[Start]
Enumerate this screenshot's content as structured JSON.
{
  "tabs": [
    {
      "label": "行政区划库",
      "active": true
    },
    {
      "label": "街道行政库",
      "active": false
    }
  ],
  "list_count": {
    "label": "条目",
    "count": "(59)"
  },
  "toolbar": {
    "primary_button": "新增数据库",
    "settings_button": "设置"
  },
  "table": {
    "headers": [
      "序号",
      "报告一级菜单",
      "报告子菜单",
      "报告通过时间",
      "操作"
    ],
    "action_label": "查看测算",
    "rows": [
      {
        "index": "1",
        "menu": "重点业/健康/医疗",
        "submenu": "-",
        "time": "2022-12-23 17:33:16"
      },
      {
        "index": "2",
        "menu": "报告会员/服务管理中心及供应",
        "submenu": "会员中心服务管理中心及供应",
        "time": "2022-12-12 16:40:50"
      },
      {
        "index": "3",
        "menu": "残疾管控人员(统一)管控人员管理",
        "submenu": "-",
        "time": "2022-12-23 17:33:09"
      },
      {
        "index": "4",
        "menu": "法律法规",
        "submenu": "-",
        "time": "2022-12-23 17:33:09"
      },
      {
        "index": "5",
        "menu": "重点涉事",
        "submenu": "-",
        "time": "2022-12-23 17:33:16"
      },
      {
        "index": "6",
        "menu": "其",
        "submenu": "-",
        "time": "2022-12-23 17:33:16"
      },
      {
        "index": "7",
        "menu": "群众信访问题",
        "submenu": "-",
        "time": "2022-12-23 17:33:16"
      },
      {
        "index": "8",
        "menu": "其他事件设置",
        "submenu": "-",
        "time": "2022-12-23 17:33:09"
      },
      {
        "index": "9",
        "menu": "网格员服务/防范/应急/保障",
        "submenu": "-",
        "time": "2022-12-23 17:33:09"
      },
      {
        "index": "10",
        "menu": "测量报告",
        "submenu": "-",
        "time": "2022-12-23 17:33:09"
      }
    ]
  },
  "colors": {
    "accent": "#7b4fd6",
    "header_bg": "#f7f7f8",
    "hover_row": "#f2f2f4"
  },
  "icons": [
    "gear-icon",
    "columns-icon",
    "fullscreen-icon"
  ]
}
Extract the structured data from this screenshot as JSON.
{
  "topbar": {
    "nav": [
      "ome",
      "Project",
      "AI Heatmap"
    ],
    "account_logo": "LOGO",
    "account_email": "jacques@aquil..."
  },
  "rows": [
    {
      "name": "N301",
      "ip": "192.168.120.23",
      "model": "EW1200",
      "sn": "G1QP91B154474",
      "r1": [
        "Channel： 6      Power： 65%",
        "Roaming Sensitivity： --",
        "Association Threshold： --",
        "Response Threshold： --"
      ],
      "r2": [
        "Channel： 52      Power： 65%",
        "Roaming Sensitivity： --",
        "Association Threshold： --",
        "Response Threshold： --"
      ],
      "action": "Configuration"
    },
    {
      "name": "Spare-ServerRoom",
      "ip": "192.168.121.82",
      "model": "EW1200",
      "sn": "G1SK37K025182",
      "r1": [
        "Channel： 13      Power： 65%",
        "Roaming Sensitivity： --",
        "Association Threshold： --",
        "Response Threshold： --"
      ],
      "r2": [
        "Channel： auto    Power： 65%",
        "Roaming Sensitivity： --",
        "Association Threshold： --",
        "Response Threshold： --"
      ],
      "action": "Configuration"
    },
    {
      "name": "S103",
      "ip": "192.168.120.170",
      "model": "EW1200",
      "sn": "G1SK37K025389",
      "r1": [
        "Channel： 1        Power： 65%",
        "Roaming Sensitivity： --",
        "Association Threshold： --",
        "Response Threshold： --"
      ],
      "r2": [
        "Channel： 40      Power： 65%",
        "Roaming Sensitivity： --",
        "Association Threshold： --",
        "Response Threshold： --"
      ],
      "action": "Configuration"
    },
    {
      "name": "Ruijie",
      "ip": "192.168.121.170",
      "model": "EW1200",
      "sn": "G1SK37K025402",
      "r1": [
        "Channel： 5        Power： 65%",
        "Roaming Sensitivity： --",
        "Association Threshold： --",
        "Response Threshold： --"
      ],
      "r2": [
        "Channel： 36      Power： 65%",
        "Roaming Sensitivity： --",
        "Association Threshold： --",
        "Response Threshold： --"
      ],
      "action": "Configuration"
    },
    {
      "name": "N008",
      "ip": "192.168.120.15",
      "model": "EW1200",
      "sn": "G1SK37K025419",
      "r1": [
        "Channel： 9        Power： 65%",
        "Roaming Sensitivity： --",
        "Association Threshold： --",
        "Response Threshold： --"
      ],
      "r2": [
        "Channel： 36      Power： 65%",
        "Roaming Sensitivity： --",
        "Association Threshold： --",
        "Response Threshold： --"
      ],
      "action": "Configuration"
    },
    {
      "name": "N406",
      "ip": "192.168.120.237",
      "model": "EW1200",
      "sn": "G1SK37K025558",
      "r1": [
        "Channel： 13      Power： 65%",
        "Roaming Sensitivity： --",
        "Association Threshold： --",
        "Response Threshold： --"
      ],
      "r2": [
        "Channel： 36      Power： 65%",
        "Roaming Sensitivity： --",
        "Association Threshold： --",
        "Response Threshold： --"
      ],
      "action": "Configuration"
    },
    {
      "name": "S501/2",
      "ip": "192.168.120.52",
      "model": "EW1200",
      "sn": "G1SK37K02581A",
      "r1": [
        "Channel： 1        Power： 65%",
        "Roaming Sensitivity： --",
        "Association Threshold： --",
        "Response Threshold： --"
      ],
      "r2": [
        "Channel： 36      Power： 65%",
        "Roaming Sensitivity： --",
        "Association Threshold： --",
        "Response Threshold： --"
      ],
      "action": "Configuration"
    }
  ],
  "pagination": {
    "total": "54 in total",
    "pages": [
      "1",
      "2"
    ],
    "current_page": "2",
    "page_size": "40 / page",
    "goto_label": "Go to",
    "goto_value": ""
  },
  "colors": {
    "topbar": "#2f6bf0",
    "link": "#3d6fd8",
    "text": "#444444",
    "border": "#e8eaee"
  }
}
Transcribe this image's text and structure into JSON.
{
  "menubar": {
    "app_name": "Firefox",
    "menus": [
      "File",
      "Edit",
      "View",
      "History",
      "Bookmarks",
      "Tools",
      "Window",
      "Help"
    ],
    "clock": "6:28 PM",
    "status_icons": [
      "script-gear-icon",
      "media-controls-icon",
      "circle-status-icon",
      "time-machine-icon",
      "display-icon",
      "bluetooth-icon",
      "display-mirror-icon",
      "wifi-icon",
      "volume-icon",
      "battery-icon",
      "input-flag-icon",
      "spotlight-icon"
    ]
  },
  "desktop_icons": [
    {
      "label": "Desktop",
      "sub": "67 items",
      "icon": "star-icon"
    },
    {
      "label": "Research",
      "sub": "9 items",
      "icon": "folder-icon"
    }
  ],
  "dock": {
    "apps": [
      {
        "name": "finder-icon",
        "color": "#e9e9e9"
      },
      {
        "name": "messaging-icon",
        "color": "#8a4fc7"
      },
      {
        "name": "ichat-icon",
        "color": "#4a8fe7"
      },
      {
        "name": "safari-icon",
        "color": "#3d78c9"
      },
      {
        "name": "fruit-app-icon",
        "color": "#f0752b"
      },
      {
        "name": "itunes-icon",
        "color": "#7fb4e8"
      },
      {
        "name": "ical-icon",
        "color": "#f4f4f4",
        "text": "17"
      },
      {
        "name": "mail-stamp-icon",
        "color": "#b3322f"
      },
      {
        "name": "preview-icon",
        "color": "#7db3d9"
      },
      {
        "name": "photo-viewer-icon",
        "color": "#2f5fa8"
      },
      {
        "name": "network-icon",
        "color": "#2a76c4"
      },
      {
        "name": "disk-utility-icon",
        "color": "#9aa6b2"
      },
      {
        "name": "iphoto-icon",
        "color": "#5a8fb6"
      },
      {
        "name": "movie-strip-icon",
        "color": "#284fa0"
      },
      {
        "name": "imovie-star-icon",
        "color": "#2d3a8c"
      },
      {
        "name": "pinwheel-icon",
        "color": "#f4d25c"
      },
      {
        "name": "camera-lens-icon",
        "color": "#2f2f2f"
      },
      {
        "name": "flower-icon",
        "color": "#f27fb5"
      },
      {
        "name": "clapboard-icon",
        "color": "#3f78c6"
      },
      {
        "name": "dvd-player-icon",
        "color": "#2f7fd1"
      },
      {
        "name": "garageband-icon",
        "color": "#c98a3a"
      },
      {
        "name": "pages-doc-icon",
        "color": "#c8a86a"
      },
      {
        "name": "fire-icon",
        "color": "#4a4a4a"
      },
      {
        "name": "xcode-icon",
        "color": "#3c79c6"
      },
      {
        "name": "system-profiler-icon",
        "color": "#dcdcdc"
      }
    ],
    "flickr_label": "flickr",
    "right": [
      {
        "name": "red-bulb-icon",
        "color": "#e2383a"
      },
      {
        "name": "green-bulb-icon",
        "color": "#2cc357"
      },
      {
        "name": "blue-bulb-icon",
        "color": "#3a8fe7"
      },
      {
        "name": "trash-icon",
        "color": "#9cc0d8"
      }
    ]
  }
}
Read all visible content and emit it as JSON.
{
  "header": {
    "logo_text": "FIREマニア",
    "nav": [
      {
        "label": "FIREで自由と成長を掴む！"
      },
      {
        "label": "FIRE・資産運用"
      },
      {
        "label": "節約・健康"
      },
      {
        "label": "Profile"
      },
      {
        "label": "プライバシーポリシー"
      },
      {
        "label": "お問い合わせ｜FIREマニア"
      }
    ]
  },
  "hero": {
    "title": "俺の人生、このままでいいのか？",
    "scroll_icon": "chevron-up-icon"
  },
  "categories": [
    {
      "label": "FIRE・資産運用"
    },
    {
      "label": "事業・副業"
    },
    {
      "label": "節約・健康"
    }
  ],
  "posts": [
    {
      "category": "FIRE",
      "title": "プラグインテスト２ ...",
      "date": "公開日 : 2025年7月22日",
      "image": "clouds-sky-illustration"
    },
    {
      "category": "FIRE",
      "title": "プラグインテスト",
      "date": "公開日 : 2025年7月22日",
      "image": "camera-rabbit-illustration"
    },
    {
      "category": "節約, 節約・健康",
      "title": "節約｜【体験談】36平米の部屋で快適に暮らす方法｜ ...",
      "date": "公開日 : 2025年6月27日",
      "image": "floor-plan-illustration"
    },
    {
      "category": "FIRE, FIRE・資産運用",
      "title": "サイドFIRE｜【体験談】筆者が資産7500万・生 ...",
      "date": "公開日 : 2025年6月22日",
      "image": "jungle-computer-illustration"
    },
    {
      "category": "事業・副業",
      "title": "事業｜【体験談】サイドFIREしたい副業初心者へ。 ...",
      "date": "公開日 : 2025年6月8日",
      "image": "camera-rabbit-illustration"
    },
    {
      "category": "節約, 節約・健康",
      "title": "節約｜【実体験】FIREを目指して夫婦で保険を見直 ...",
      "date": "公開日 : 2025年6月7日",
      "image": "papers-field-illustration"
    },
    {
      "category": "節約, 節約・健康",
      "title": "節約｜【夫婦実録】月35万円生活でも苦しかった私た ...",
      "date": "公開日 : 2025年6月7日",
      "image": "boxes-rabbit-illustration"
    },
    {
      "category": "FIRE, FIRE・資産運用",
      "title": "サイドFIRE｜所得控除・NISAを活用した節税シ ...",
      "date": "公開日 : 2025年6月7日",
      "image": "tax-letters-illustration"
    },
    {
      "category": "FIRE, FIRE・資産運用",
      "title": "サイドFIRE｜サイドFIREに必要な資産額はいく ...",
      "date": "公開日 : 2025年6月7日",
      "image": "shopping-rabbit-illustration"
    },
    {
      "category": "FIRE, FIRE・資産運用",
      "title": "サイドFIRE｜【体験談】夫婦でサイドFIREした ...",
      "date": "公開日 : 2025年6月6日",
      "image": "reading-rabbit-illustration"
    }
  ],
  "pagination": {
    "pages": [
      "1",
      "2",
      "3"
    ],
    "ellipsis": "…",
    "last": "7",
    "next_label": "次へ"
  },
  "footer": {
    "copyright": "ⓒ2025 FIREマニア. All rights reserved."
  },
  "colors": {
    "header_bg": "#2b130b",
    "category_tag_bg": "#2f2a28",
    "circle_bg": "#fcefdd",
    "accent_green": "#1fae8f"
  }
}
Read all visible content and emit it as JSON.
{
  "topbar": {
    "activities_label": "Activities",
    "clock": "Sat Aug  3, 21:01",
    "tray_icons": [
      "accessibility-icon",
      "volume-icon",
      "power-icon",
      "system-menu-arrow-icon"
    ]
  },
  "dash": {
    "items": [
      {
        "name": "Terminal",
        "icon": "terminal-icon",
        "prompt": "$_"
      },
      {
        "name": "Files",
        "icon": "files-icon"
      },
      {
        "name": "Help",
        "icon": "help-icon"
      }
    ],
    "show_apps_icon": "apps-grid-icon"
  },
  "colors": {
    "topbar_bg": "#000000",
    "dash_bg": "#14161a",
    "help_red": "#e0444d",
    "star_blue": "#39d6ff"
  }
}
[End]
#### Task to carry out
For the entries above, count the lines that contain the string "structured", and state that number without further comment.

#### Answer for the task
2